### WHAT IS ASKED
Please print all of the material below, word for word.

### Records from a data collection

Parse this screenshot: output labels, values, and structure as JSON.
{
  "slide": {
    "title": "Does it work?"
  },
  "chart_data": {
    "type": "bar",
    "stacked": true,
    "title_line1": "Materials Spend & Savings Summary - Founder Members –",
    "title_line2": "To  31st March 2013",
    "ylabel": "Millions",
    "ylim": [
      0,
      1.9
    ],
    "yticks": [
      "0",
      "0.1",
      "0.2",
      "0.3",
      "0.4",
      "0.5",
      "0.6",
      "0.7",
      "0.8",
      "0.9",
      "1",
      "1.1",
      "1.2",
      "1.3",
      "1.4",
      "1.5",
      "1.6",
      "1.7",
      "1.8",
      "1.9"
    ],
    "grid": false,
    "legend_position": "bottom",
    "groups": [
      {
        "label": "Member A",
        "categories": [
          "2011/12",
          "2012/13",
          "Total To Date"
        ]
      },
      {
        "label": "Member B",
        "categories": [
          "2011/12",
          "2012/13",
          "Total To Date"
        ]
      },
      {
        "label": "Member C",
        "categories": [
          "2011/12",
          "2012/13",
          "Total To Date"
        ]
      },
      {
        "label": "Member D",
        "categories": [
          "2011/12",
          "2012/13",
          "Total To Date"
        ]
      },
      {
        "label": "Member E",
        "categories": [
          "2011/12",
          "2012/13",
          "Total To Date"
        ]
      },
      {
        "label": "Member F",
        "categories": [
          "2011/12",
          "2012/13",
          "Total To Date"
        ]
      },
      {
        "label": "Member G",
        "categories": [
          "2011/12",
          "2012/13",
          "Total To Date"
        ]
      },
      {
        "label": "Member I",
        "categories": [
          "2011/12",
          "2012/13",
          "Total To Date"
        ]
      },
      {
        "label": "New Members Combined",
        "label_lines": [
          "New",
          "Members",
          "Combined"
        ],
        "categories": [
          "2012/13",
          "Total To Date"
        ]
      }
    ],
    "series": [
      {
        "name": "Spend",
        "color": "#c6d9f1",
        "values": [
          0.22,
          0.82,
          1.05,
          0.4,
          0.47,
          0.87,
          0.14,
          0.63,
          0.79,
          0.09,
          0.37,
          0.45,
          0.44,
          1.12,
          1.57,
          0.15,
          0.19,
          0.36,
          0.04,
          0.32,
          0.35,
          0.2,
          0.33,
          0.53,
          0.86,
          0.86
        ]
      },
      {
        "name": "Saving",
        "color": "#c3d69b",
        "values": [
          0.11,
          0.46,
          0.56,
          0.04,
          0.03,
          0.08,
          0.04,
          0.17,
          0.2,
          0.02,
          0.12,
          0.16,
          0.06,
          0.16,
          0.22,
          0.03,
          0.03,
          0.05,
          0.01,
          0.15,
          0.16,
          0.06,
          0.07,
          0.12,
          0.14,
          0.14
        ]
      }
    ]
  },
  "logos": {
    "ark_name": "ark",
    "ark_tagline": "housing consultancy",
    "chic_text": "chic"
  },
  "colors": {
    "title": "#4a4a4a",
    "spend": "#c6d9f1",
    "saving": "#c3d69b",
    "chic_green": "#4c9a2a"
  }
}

### EXERCISE OUTPUT
Parse this screenshot: output labels, values, and structure as JSON.
{
  "slide": {
    "title": "Does it work?"
  },
  "chart_data": {
    "type": "bar",
    "stacked": true,
    "title_line1": "Materials Spend & Savings Summary - Founder Members –",
    "title_line2": "To  31st March 2013",
    "ylabel": "Millions",
    "ylim": [
      0,
      1.9
    ],
    "yticks": [
      "0",
      "0.1",
      "0.2",
      "0.3",
      "0.4",
      "0.5",
      "0.6",
      "0.7",
      "0.8",
      "0.9",
      "1",
      "1.1",
      "1.2",
      "1.3",
      "1.4",
      "1.5",
      "1.6",
      "1.7",
      "1.8",
      "1.9"
    ],
    "grid": false,
    "legend_position": "bottom",
    "groups": [
      {
        "label": "Member A",
        "categories": [
          "2011/12",
          "2012/13",
          "Total To Date"
        ]
      },
      {
        "label": "Member B",
        "categories": [
          "2011/12",
          "2012/13",
          "Total To Date"
        ]
      },
      {
        "label": "Member C",
        "categories": [
          "2011/12",
          "2012/13",
          "Total To Date"
        ]
      },
      {
        "label": "Member D",
        "categories": [
          "2011/12",
          "2012/13",
          "Total To Date"
        ]
      },
      {
        "label": "Member E",
        "categories": [
          "2011/12",
          "2012/13",
          "Total To Date"
        ]
      },
      {
        "label": "Member F",
        "categories": [
          "2011/12",
          "2012/13",
          "Total To Date"
        ]
      },
      {
        "label": "Member G",
        "categories": [
          "2011/12",
          "2012/13",
          "Total To Date"
        ]
      },
      {
        "label": "Member I",
        "categories": [
          "2011/12",
          "2012/13",
          "Total To Date"
        ]
      },
      {
        "label": "New Members Combined",
        "label_lines": [
          "New",
          "Members",
          "Combined"
        ],
        "categories": [
          "2012/13",
          "Total To Date"
        ]
      }
    ],
    "series": [
      {
        "name": "Spend",
        "color": "#c6d9f1",
        "values": [
          0.22,
          0.82,
          1.05,
          0.4,
          0.47,
          0.87,
          0.14,
          0.63,
          0.79,
          0.09,
          0.37,
          0.45,
          0.44,
          1.12,
          1.57,
          0.15,
          0.19,
          0.36,
          0.04,
          0.32,
          0.35,
          0.2,
          0.33,
          0.53,
          0.86,
          0.86
        ]
      },
      {
        "name": "Saving",
        "color": "#c3d69b",
        "values": [
          0.11,
          0.46,
          0.56,
          0.04,
          0.03,
          0.08,
          0.04,
          0.17,
          0.2,
          0.02,
          0.12,
          0.16,
          0.06,
          0.16,
          0.22,
          0.03,
          0.03,
          0.05,
          0.01,
          0.15,
          0.16,
          0.06,
          0.07,
          0.12,
          0.14,
          0.14
        ]
      }
    ]
  },
  "logos": {
    "ark_name": "ark",
    "ark_tagline": "housing consultancy",
    "chic_text": "chic"
  },
  "colors": {
    "title": "#4a4a4a",
    "spend": "#c6d9f1",
    "saving": "#c3d69b",
    "chic_green": "#4c9a2a"
  }
}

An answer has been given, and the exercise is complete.